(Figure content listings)
-=-=-=-=-
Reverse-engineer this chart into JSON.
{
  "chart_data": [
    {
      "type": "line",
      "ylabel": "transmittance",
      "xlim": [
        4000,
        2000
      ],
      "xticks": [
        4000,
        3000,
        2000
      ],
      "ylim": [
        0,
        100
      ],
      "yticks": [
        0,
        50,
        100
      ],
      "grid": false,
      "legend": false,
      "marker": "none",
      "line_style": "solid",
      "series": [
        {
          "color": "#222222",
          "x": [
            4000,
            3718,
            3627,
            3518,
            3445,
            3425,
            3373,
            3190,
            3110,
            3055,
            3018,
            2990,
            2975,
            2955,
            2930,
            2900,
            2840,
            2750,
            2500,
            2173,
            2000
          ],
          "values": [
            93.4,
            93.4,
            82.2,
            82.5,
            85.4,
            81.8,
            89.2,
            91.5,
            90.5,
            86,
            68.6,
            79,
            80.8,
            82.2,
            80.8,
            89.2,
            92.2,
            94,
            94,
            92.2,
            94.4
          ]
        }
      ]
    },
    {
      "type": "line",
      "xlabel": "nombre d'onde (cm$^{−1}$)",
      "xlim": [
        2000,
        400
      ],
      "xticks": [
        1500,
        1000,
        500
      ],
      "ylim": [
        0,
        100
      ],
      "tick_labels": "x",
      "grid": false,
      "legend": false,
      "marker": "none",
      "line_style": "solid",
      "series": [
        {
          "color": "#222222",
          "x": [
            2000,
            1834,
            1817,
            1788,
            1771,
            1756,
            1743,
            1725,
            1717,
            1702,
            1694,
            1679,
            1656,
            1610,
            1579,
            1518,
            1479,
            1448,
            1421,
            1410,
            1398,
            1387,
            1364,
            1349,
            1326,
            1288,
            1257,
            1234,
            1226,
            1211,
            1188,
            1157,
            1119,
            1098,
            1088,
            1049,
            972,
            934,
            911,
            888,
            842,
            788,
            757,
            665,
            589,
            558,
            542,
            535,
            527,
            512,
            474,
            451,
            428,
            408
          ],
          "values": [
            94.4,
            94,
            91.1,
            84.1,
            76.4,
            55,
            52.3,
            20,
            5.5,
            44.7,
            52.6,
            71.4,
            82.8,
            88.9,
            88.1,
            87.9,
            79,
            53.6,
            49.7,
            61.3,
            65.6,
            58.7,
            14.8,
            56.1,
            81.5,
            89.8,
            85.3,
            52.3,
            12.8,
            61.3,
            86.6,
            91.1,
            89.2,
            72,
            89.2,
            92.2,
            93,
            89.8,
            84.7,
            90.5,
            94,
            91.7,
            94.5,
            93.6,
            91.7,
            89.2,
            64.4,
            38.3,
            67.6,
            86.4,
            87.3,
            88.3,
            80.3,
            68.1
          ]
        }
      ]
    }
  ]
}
-=-=-=-=-
GIVEN REQUEST — Write out the entries above once more, without altering anything.

SOLUTION FOR THIS TASK —
Reverse-engineer this chart into JSON.
{
  "chart_data": [
    {
      "type": "line",
      "ylabel": "transmittance",
      "xlim": [
        4000,
        2000
      ],
      "xticks": [
        4000,
        3000,
        2000
      ],
      "ylim": [
        0,
        100
      ],
      "yticks": [
        0,
        50,
        100
      ],
      "grid": false,
      "legend": false,
      "marker": "none",
      "line_style": "solid",
      "series": [
        {
          "color": "#222222",
          "x": [
            4000,
            3718,
            3627,
            3518,
            3445,
            3425,
            3373,
            3190,
            3110,
            3055,
            3018,
            2990,
            2975,
            2955,
            2930,
            2900,
            2840,
            2750,
            2500,
            2173,
            2000
          ],
          "values": [
            93.4,
            93.4,
            82.2,
            82.5,
            85.4,
            81.8,
            89.2,
            91.5,
            90.5,
            86,
            68.6,
            79,
            80.8,
            82.2,
            80.8,
            89.2,
            92.2,
            94,
            94,
            92.2,
            94.4
          ]
        }
      ]
    },
    {
      "type": "line",
      "xlabel": "nombre d'onde (cm$^{−1}$)",
      "xlim": [
        2000,
        400
      ],
      "xticks": [
        1500,
        1000,
        500
      ],
      "ylim": [
        0,
        100
      ],
      "tick_labels": "x",
      "grid": false,
      "legend": false,
      "marker": "none",
      "line_style": "solid",
      "series": [
        {
          "color": "#222222",
          "x": [
            2000,
            1834,
            1817,
            1788,
            1771,
            1756,
            1743,
            1725,
            1717,
            1702,
            1694,
            1679,
            1656,
            1610,
            1579,
            1518,
            1479,
            1448,
            1421,
            1410,
            1398,
            1387,
            1364,
            1349,
            1326,
            1288,
            1257,
            1234,
            1226,
            1211,
            1188,
            1157,
            1119,
            1098,
            1088,
            1049,
            972,
            934,
            911,
            888,
            842,
            788,
            757,
            665,
            589,
            558,
            542,
            535,
            527,
            512,
            474,
            451,
            428,
            408
          ],
          "values": [
            94.4,
            94,
            91.1,
            84.1,
            76.4,
            55,
            52.3,
            20,
            5.5,
            44.7,
            52.6,
            71.4,
            82.8,
            88.9,
            88.1,
            87.9,
            79,
            53.6,
            49.7,
            61.3,
            65.6,
            58.7,
            14.8,
            56.1,
            81.5,
            89.8,
            85.3,
            52.3,
            12.8,
            61.3,
            86.6,
            91.1,
            89.2,
            72,
            89.2,
            92.2,
            93,
            89.8,
            84.7,
            90.5,
            94,
            91.7,
            94.5,
            93.6,
            91.7,
            89.2,
            64.4,
            38.3,
            67.6,
            86.4,
            87.3,
            88.3,
            80.3,
            68.1
          ]
        }
      ]
    }
  ]
}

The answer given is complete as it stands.